_Consigna_
Repita literalmente el pasaje del texto sobre el proceso y los derechos humanos que comienza en "Si bien con" y termina en "distinta al peticionante.", ambos fragmentos incluidos.

_Extracto de página_
============================================================
Si bien con las recientes transformaciones
del Estado debe aceptarse que los jueces decidan no sólo sobre cuestiones
jurídicas, sino también sobre algunas con ribetes políticos, ello no los coloca
por encima de la persona humana y sus derechos fundamentales. De allí que adquiera
trascendencia capital la observancia de la garantía del proceso como método
previo al dictado de las resoluciones que se le requieren, cuando van a afectar
a una persona distinta al peticionante.
Sin dudas, concluimos que el proceso es una
garantía inherente a la propia naturaleza humana. Por consiguiente, a nuestro
parecer, partiendo del hombre es dable encarar la construcción de una teoría
del proceso sobre la base del respeto a los derechos fundamentales. Sin
proceso, los derechos humanos quedan a merced del poder, fulminándose toda
posibilidad de subsistencia de un mínimo respeto a la dignidad de la persona
humana y de pervivencia de todo sistema democrático pro homine.
9. Conclusión
Comenzando por la persona humana, titular
de derechos inherentes a su condición, nos hemos planteado la necesidad y la
factibilidad de bosquejar conceptualmente un proceso con derechos humanos,
reflejándose como su derivación garantizadora. La teoría del garantismo
procesal ha venido en nuestro auxilio, y se ha mostrado apropiada para
construir un sistema de justicia desde el hombre que recurre a ella.
Subrayamos la importancia que tiene para
el derecho procesal la distinción conceptual entre proceso y procedimiento,
estableciendo como punto de lanzamiento al derecho humano de peticionar a las
autoridades. Con él aparecen las distintas posibilidades del instar; entre
ellas, la acción procesal es la única que enlaza tres sujetos y da origen a un
proceso. Las restantes vinculan solamente a dos, y por consiguiente dan vida a
un procedimiento.
Analizando el proceso, destacamos sus
notas constitutivas: la conducta, la serie y la proyectividad ―que, a su vez, constituye
su nota distintiva―. En definitiva, tenemos por proceso a una serie dinámica de
actos jurídicos procedimentales que incluyen un significado procesal, que son
recibidos por la otra parte a través de una autoridad que los proyecta. Este
esquema asegura el pleno ejercicio del derecho de defensa en juicio de los
litigantes, en igualdad de condiciones jurídicas, frente a un tercero imparcial,
impartial e independiente.
Continuando con el proceso, en apretada
síntesis de algunos de sus puntos discutibles a los que nos referimos,
recordamos que hemos concluido que la causa del proceso es el conflicto
intersubjetivo de intereses, su razón de ser es la erradicación del uso
ilegítimo de la fuerza, su fin es la sentencia y su objeto es el debate.
Afirmamos que esta concepción del proceso
―como método de debate pacífico que, respetando reglas preestablecidas, se
desarrolla entre partes antagónicas que actúan en condición jurídica de
igualdad ante un tercero imparcial e independiente con el objetivo de resolver
heterocompositivamente un litigio― alojada en el sistema de enjuiciamiento
dispositivo-acusatorio, sin dudas permite la plena efectivización de los
derechos humanos. De allí que es posible encontrar el correlato entre proceso,
derechos humanos y democracia. Preferimos no adjetivarlo, pero sin dudas es lo
que algunos denominan debido proceso.
============================================================
_Segmento de datos_
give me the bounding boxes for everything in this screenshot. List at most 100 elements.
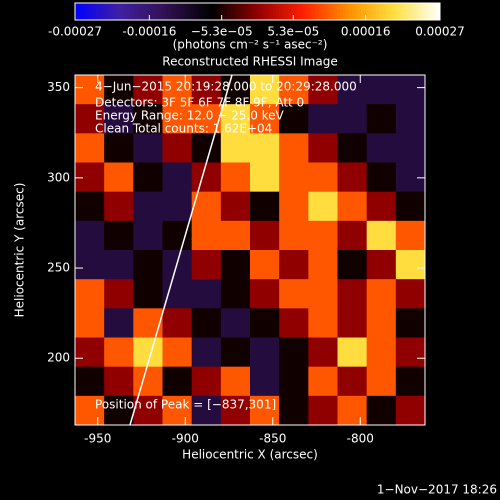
============================================================
_Respuesta_
Si bien con las recientes transformaciones
del Estado debe aceptarse que los jueces decidan no sólo sobre cuestiones
jurídicas, sino también sobre algunas con ribetes políticos, ello no los coloca
por encima de la persona humana y sus derechos fundamentales. De allí que adquiera
trascendencia capital la observancia de la garantía del proceso como método
previo al dictado de las resoluciones que se le requieren, cuando van a afectar
a una persona distinta al peticionante.